◆ Exercise ◆
Gather up every line that includes the string "Over".

◆ Given data ◆

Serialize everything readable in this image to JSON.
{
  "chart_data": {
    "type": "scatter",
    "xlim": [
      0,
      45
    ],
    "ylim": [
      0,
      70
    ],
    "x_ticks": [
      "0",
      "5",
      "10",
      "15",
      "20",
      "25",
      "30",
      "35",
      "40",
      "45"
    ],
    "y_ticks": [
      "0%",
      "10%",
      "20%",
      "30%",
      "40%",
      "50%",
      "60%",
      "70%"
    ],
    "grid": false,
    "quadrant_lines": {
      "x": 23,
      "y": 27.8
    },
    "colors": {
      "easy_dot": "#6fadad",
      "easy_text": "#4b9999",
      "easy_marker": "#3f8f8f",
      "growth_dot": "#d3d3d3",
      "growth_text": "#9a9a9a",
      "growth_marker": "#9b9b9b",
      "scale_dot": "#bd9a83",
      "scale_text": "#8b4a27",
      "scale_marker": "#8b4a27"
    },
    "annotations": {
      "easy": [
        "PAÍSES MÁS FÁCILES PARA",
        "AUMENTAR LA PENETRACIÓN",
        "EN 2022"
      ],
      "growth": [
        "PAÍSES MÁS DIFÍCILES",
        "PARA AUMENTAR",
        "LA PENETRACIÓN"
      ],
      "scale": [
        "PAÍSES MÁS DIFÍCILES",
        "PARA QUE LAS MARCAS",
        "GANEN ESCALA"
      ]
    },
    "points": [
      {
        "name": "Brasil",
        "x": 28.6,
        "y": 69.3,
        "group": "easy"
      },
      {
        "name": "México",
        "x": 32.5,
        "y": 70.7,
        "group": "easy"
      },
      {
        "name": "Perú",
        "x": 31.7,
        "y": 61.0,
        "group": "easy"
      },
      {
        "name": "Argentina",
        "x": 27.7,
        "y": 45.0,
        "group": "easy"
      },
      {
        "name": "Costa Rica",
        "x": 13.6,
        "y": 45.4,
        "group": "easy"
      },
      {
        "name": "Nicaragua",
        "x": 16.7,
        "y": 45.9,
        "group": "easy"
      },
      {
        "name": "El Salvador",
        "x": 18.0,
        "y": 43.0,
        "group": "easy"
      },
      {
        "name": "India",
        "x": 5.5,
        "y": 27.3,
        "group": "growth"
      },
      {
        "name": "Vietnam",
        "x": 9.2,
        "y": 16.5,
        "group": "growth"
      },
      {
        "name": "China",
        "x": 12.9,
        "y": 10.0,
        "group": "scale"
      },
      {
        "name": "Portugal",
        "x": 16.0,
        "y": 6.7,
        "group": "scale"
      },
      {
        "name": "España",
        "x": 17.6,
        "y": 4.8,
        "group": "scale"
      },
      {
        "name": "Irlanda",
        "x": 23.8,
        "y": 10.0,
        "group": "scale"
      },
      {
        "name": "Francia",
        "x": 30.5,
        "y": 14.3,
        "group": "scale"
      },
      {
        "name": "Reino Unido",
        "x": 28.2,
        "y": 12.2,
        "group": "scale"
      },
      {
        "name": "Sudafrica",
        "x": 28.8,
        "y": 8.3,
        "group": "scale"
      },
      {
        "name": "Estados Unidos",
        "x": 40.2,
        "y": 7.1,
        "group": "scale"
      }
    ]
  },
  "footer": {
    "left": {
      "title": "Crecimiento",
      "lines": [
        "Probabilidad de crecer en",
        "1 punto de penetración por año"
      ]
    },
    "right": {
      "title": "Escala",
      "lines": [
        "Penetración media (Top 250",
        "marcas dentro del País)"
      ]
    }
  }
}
...
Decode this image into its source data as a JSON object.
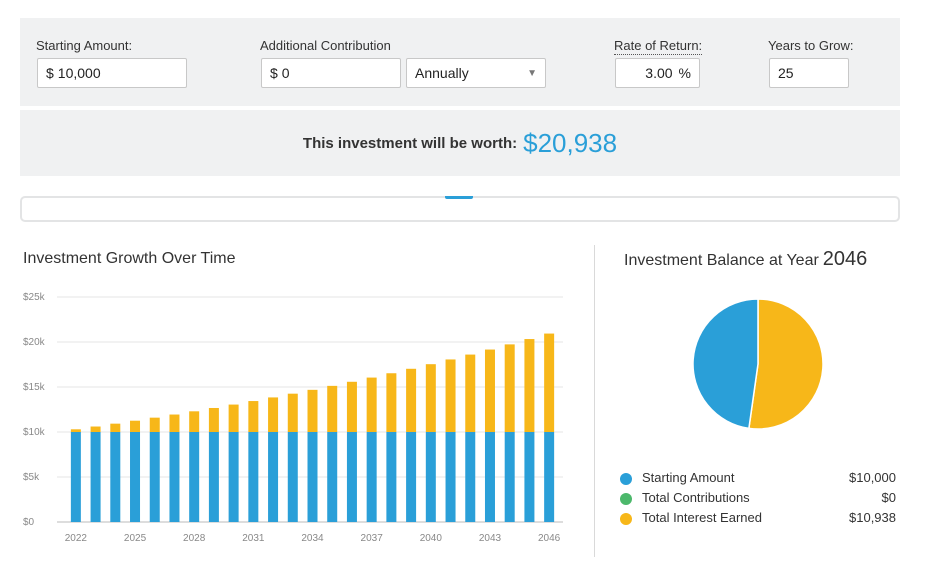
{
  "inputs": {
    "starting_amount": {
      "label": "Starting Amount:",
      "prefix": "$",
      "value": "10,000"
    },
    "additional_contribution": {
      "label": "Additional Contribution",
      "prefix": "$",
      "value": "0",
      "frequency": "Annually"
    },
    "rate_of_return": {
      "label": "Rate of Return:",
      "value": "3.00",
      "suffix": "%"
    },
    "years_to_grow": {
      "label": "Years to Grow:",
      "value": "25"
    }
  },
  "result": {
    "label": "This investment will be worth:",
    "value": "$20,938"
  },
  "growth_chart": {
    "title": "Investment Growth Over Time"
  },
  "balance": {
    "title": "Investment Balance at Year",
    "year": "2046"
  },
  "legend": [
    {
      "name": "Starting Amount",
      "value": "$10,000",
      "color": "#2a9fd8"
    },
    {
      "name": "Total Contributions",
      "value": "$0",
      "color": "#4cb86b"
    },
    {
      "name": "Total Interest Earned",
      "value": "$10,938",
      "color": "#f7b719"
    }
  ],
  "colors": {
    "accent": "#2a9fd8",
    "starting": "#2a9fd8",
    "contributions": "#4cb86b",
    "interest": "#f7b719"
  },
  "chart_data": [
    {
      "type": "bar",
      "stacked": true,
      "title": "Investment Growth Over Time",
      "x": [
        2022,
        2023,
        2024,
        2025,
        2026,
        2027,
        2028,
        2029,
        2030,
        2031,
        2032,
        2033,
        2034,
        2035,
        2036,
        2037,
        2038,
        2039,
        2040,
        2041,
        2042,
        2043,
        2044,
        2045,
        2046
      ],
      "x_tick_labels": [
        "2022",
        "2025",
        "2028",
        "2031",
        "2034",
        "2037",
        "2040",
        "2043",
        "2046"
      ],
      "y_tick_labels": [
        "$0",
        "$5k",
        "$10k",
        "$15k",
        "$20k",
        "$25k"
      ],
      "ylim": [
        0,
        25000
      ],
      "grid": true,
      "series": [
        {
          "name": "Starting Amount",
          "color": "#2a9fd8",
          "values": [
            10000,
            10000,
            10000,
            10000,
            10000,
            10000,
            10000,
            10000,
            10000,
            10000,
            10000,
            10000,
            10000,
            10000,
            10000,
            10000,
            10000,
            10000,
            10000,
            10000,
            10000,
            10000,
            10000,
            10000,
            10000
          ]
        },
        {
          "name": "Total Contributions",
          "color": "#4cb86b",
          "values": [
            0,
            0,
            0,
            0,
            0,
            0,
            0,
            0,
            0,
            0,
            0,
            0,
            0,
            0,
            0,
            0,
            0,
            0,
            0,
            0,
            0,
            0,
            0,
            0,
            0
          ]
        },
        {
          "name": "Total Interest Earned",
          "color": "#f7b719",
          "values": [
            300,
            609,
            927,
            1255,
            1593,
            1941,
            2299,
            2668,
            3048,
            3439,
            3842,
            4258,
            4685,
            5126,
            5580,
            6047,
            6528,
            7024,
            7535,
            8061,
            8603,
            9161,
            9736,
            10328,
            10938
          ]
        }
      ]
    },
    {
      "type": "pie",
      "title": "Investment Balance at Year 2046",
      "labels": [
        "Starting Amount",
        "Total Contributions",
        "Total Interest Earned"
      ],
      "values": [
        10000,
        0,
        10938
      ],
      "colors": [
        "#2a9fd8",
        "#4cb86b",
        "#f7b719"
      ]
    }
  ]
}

◆ Result for this task ◆
    "title": "Investment Growth Over Time"
      "title": "Investment Growth Over Time",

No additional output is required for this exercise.